#### WHAT YOU SHOULD DO:
Write down every entry below once more, exactly.

Records excerpted from a collection
⁂
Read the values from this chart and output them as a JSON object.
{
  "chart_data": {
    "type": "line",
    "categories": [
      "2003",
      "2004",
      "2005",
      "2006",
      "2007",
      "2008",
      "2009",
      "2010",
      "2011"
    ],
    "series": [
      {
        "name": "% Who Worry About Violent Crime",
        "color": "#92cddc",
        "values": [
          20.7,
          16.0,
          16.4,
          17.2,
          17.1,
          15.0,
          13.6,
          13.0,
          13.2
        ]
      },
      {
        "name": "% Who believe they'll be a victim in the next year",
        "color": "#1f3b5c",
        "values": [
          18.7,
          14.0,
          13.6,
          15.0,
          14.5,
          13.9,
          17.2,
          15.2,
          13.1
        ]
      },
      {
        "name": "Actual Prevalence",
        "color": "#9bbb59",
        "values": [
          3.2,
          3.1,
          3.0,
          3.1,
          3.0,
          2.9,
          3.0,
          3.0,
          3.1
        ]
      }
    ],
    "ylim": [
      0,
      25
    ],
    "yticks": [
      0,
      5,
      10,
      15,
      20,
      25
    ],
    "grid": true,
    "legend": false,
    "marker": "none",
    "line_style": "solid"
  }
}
⁂
#### FINISHED ANSWER:
Read the values from this chart and output them as a JSON object.
{
  "chart_data": {
    "type": "line",
    "categories": [
      "2003",
      "2004",
      "2005",
      "2006",
      "2007",
      "2008",
      "2009",
      "2010",
      "2011"
    ],
    "series": [
      {
        "name": "% Who Worry About Violent Crime",
        "color": "#92cddc",
        "values": [
          20.7,
          16.0,
          16.4,
          17.2,
          17.1,
          15.0,
          13.6,
          13.0,
          13.2
        ]
      },
      {
        "name": "% Who believe they'll be a victim in the next year",
        "color": "#1f3b5c",
        "values": [
          18.7,
          14.0,
          13.6,
          15.0,
          14.5,
          13.9,
          17.2,
          15.2,
          13.1
        ]
      },
      {
        "name": "Actual Prevalence",
        "color": "#9bbb59",
        "values": [
          3.2,
          3.1,
          3.0,
          3.1,
          3.0,
          2.9,
          3.0,
          3.0,
          3.1
        ]
      }
    ],
    "ylim": [
      0,
      25
    ],
    "yticks": [
      0,
      5,
      10,
      15,
      20,
      25
    ],
    "grid": true,
    "legend": false,
    "marker": "none",
    "line_style": "solid"
  }
}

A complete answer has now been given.